■ DESCRIPTION OF THE TASK
Repeat the material below word for word and leave out all pictures.

■ RECORDS TO USE

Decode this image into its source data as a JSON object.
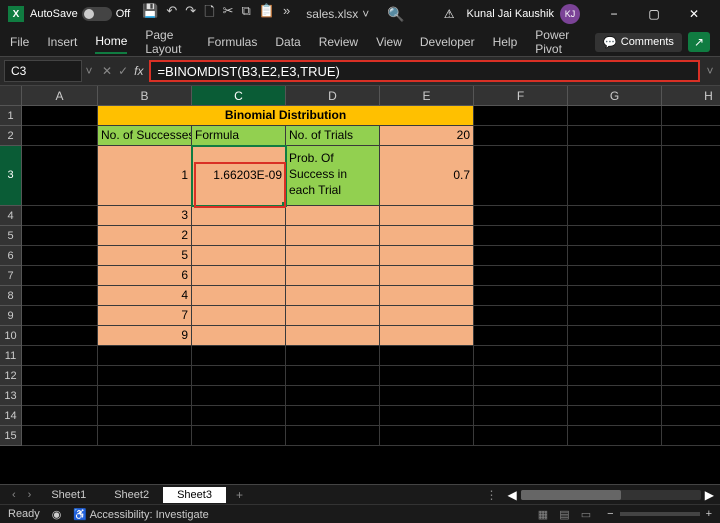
{
  "titlebar": {
    "autosave_label": "AutoSave",
    "autosave_state": "Off",
    "filename": "sales.xlsx",
    "user_name": "Kunal Jai Kaushik",
    "user_initials": "KJ"
  },
  "ribbon": {
    "tabs": [
      "File",
      "Insert",
      "Home",
      "Page Layout",
      "Formulas",
      "Data",
      "Review",
      "View",
      "Developer",
      "Help",
      "Power Pivot"
    ],
    "active_tab": "Home",
    "comments_label": "Comments"
  },
  "formula_bar": {
    "name_box": "C3",
    "formula": "=BINOMDIST(B3,E2,E3,TRUE)"
  },
  "columns": [
    "A",
    "B",
    "C",
    "D",
    "E",
    "F",
    "G",
    "H"
  ],
  "rows": [
    "1",
    "2",
    "3",
    "4",
    "5",
    "6",
    "7",
    "8",
    "9",
    "10",
    "11",
    "12",
    "13",
    "14",
    "15"
  ],
  "sheet": {
    "title": "Binomial Distribution",
    "header_b": "No. of Successes(k)",
    "header_c": "Formula",
    "header_d": "No. of Trials",
    "val_e2": "20",
    "label_d3": "Prob. Of Success in each Trial",
    "val_e3": "0.7",
    "b3": "1",
    "c3": "1.66203E-09",
    "b4": "3",
    "b5": "2",
    "b6": "5",
    "b7": "6",
    "b8": "4",
    "b9": "7",
    "b10": "9"
  },
  "sheet_tabs": {
    "tabs": [
      "Sheet1",
      "Sheet2",
      "Sheet3"
    ],
    "active": "Sheet3"
  },
  "statusbar": {
    "ready": "Ready",
    "accessibility": "Accessibility: Investigate"
  },
  "chart_data": {
    "type": "table",
    "title": "Binomial Distribution",
    "columns": [
      "No. of Successes(k)",
      "Formula",
      "No. of Trials",
      ""
    ],
    "params": {
      "trials": 20,
      "prob_success": 0.7
    },
    "rows": [
      {
        "k": 1,
        "result": 1.66203e-09
      },
      {
        "k": 3
      },
      {
        "k": 2
      },
      {
        "k": 5
      },
      {
        "k": 6
      },
      {
        "k": 4
      },
      {
        "k": 7
      },
      {
        "k": 9
      }
    ]
  }
}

■ RESPONSE
Decode this image into its source data as a JSON object.
{
  "titlebar": {
    "autosave_label": "AutoSave",
    "autosave_state": "Off",
    "filename": "sales.xlsx",
    "user_name": "Kunal Jai Kaushik",
    "user_initials": "KJ"
  },
  "ribbon": {
    "tabs": [
      "File",
      "Insert",
      "Home",
      "Page Layout",
      "Formulas",
      "Data",
      "Review",
      "View",
      "Developer",
      "Help",
      "Power Pivot"
    ],
    "active_tab": "Home",
    "comments_label": "Comments"
  },
  "formula_bar": {
    "name_box": "C3",
    "formula": "=BINOMDIST(B3,E2,E3,TRUE)"
  },
  "columns": [
    "A",
    "B",
    "C",
    "D",
    "E",
    "F",
    "G",
    "H"
  ],
  "rows": [
    "1",
    "2",
    "3",
    "4",
    "5",
    "6",
    "7",
    "8",
    "9",
    "10",
    "11",
    "12",
    "13",
    "14",
    "15"
  ],
  "sheet": {
    "title": "Binomial Distribution",
    "header_b": "No. of Successes(k)",
    "header_c": "Formula",
    "header_d": "No. of Trials",
    "val_e2": "20",
    "label_d3": "Prob. Of Success in each Trial",
    "val_e3": "0.7",
    "b3": "1",
    "c3": "1.66203E-09",
    "b4": "3",
    "b5": "2",
    "b6": "5",
    "b7": "6",
    "b8": "4",
    "b9": "7",
    "b10": "9"
  },
  "sheet_tabs": {
    "tabs": [
      "Sheet1",
      "Sheet2",
      "Sheet3"
    ],
    "active": "Sheet3"
  },
  "statusbar": {
    "ready": "Ready",
    "accessibility": "Accessibility: Investigate"
  },
  "chart_data": {
    "type": "table",
    "title": "Binomial Distribution",
    "columns": [
      "No. of Successes(k)",
      "Formula",
      "No. of Trials",
      ""
    ],
    "params": {
      "trials": 20,
      "prob_success": 0.7
    },
    "rows": [
      {
        "k": 1,
        "result": 1.66203e-09
      },
      {
        "k": 3
      },
      {
        "k": 2
      },
      {
        "k": 5
      },
      {
        "k": 6
      },
      {
        "k": 4
      },
      {
        "k": 7
      },
      {
        "k": 9
      }
    ]
  }
}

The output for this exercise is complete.